─── 本文部分

説明

無電解メッキパターン形成用組成物、塗布液、及び無電解メッキパターン形成方法

【課題】無電解メッキパターンを正確に形成できる無電解メッキパターン形成用組成物、塗布液、及び無電解メッキパターン形成方法を提供すること。
【解決手段】表面を有機物103で修飾されるとともに、前記表面103に触媒金属微粒子105を担持した金属化合物粒子101を含む無電解メッキパターン形成用組成物。前記有機物103としては、3-ヒドロキシ-4-ピロン誘導体、又は1,2-ジオールが挙げられる。前記触媒金属微粒子105としては、パラジウム、銀、白金、ニッケル、及び銅からなる群から選ばれる1種以上の微粒子が挙げられる。

【発明の詳細な説明】
【技術分野】
【0001】
本発明は、無電解メッキパターンを形成するために用いられる無電解メッキパターン形成用組成物、塗布液、及び無電解メッキパターン形成方法に関する。
【背景技術】
【0002】
LCD、ELD等の表示素子は、パターン化金属微細線を備えている。従来、無電解メッキパターン(パターン化された無電解メッキの膜)を基板上に形成し、それをパターン化金属微細線とすることが行われている。無電解メッキパターンを形成する方法として、以下の(1)〜(4)の工程を順に行う方法が提案されている(特許文献1参照)。
(1)チタンブトキシドポリマー、有機酸からなる光増感剤、及び塩化パラジウムの混合液を基板に塗布する。
(2)フォトマスクを通して紫外線照射することで、照射部に光触媒作用でパラジウム金属微粒子を析出させる。なお、この照射部は、後に無電解メッキパターン(パターン化金属微細線)が形成される部分となる。以下では、この部分をパターン部とする。

──────
─── 表示行一覧

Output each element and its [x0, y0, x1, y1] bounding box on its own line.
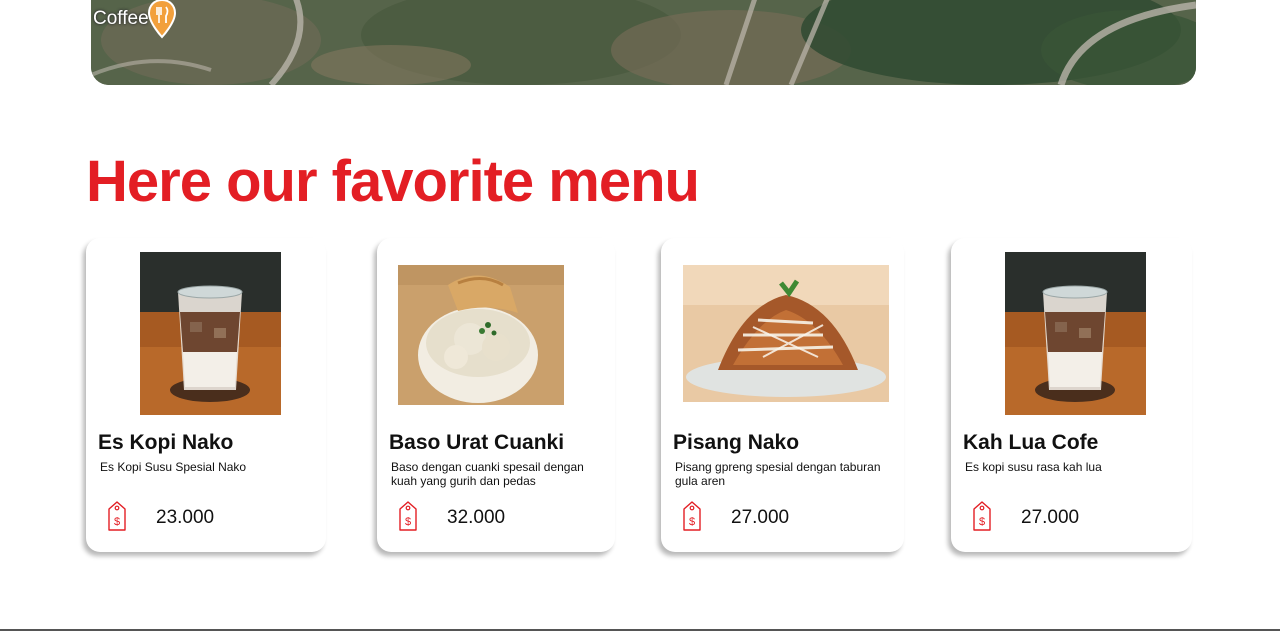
price-tag-icon: $ — [681, 500, 703, 537]
menu-item-price: 23.000 — [156, 507, 215, 528]
svg-text:$: $ — [689, 516, 695, 528]
iced-coffee-photo — [140, 252, 281, 415]
location-map[interactable]: Coffee — [91, 0, 1196, 85]
svg-text:$: $ — [405, 516, 411, 528]
map-place-label: Coffee — [93, 8, 149, 29]
svg-text:$: $ — [979, 516, 985, 528]
fried-banana-photo — [683, 265, 889, 402]
menu-item-description: Es kopi susu rasa kah lua — [965, 460, 1102, 474]
svg-text:$: $ — [114, 516, 120, 528]
map-terrain — [91, 0, 1196, 85]
price-tag-icon: $ — [397, 500, 419, 537]
menu-item-price: 27.000 — [1021, 507, 1080, 528]
menu-item-price: 32.000 — [447, 507, 506, 528]
iced-coffee-photo — [1005, 252, 1146, 415]
menu-card[interactable]: Es Kopi Nako Es Kopi Susu Spesial Nako $… — [86, 238, 326, 552]
menu-card[interactable]: Kah Lua Cofe Es kopi susu rasa kah lua $… — [951, 238, 1192, 552]
price-tag-icon: $ — [106, 500, 128, 537]
meatball-soup-photo — [398, 265, 564, 405]
menu-item-description: Pisang gpreng spesial dengan taburan gul… — [675, 460, 881, 488]
menu-card[interactable]: Pisang Nako Pisang gpreng spesial dengan… — [661, 238, 904, 552]
menu-item-name: Baso Urat Cuanki — [389, 431, 565, 454]
menu-item-description: Es Kopi Susu Spesial Nako — [100, 460, 247, 474]
menu-item-name: Es Kopi Nako — [98, 431, 234, 454]
menu-card[interactable]: Baso Urat Cuanki Baso dengan cuanki spes… — [377, 238, 615, 552]
price-tag-icon: $ — [971, 500, 993, 537]
menu-item-name: Pisang Nako — [673, 431, 800, 454]
menu-item-name: Kah Lua Cofe — [963, 431, 1099, 454]
menu-item-price: 27.000 — [731, 507, 790, 528]
section-heading: Here our favorite menu — [86, 149, 700, 214]
menu-item-description: Baso dengan cuanki spesail dengan kuah y… — [391, 460, 584, 488]
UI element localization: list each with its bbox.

──────

◆ 演習課題: 上の無電解メッキパターン形成に関する本文のうち、「(1)チタンブトキシドポリマ」から「この部分をパターン部とする。」までの全体を、一字も変えずに書き写してください。

◆ 解答全文:
(1)チタンブトキシドポリマー、有機酸からなる光増感剤、及び塩化パラジウムの混合液を基板に塗布する。
(2)フォトマスクを通して紫外線照射することで、照射部に光触媒作用でパラジウム金属微粒子を析出させる。なお、この照射部は、後に無電解メッキパターン(パターン化金属微細線)が形成される部分となる。以下では、この部分をパターン部とする。